:: Extracted entries

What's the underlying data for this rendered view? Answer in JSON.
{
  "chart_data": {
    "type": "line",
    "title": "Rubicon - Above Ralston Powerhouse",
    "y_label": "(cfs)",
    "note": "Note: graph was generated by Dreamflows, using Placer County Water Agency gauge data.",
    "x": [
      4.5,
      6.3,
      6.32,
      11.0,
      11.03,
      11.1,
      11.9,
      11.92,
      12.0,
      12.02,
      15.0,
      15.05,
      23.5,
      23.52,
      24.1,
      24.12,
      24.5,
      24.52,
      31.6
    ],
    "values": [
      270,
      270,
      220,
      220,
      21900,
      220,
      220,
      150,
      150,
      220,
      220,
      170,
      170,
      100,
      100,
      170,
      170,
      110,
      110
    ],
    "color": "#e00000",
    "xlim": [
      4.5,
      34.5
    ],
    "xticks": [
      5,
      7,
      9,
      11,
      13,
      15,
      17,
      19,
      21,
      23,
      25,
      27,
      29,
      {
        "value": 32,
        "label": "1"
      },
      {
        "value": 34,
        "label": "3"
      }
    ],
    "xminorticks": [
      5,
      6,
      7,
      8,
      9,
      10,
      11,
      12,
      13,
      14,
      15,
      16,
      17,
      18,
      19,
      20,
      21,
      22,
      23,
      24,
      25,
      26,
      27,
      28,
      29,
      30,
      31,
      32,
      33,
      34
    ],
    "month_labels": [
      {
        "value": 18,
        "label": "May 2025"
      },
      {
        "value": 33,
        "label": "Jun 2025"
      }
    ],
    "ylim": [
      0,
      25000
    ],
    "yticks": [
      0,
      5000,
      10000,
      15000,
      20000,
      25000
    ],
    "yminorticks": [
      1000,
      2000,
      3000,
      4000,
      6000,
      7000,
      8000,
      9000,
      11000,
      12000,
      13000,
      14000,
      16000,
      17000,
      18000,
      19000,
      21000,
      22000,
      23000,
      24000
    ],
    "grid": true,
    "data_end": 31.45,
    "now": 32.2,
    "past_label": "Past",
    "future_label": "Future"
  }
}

::::

Work to do – Reproduce every record, matching each line exactly.

Final result –
What's the underlying data for this rendered view? Answer in JSON.
{
  "chart_data": {
    "type": "line",
    "title": "Rubicon - Above Ralston Powerhouse",
    "y_label": "(cfs)",
    "note": "Note: graph was generated by Dreamflows, using Placer County Water Agency gauge data.",
    "x": [
      4.5,
      6.3,
      6.32,
      11.0,
      11.03,
      11.1,
      11.9,
      11.92,
      12.0,
      12.02,
      15.0,
      15.05,
      23.5,
      23.52,
      24.1,
      24.12,
      24.5,
      24.52,
      31.6
    ],
    "values": [
      270,
      270,
      220,
      220,
      21900,
      220,
      220,
      150,
      150,
      220,
      220,
      170,
      170,
      100,
      100,
      170,
      170,
      110,
      110
    ],
    "color": "#e00000",
    "xlim": [
      4.5,
      34.5
    ],
    "xticks": [
      5,
      7,
      9,
      11,
      13,
      15,
      17,
      19,
      21,
      23,
      25,
      27,
      29,
      {
        "value": 32,
        "label": "1"
      },
      {
        "value": 34,
        "label": "3"
      }
    ],
    "xminorticks": [
      5,
      6,
      7,
      8,
      9,
      10,
      11,
      12,
      13,
      14,
      15,
      16,
      17,
      18,
      19,
      20,
      21,
      22,
      23,
      24,
      25,
      26,
      27,
      28,
      29,
      30,
      31,
      32,
      33,
      34
    ],
    "month_labels": [
      {
        "value": 18,
        "label": "May 2025"
      },
      {
        "value": 33,
        "label": "Jun 2025"
      }
    ],
    "ylim": [
      0,
      25000
    ],
    "yticks": [
      0,
      5000,
      10000,
      15000,
      20000,
      25000
    ],
    "yminorticks": [
      1000,
      2000,
      3000,
      4000,
      6000,
      7000,
      8000,
      9000,
      11000,
      12000,
      13000,
      14000,
      16000,
      17000,
      18000,
      19000,
      21000,
      22000,
      23000,
      24000
    ],
    "grid": true,
    "data_end": 31.45,
    "now": 32.2,
    "past_label": "Past",
    "future_label": "Future"
  }
}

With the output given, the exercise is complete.